◆ Exercise description ◆
Find the lines that contain the word "time" and copy each one.

◆ The data ◆
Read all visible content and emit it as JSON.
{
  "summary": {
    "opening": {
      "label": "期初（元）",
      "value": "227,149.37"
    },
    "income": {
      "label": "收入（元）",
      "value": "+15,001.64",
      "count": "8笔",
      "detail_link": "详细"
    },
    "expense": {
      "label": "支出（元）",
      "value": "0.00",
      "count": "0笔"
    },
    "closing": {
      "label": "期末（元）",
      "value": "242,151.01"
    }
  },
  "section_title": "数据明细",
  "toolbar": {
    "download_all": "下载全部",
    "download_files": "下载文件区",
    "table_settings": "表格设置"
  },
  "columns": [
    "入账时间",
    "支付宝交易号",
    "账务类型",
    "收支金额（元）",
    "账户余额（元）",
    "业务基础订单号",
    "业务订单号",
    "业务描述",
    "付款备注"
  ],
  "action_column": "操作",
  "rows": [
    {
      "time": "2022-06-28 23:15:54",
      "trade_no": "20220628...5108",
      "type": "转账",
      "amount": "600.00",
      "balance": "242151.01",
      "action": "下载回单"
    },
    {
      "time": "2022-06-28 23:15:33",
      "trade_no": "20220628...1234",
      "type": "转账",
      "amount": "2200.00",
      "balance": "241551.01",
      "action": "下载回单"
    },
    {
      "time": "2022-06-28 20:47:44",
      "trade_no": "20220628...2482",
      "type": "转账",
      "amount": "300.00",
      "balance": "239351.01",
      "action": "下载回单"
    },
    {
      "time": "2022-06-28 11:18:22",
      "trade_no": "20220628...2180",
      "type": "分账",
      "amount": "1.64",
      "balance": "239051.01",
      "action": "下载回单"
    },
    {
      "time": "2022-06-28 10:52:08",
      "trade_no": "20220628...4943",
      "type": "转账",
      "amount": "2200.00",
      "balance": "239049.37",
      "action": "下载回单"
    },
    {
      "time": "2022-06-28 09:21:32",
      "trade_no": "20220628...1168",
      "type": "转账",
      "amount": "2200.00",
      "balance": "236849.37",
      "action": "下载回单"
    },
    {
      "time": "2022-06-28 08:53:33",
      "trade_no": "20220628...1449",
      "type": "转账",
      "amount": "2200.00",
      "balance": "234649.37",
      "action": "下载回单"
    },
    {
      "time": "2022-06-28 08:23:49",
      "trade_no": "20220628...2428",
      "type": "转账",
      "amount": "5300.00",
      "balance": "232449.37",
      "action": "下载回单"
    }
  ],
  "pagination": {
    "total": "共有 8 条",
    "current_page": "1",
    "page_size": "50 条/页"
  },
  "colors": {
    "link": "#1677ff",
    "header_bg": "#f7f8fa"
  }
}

◆ Written response ◆
      "time": "2022-06-28 23:15:54",
      "time": "2022-06-28 23:15:33",
      "time": "2022-06-28 20:47:44",
      "time": "2022-06-28 11:18:22",
      "time": "2022-06-28 10:52:08",
      "time": "2022-06-28 09:21:32",
      "time": "2022-06-28 08:53:33",
      "time": "2022-06-28 08:23:49",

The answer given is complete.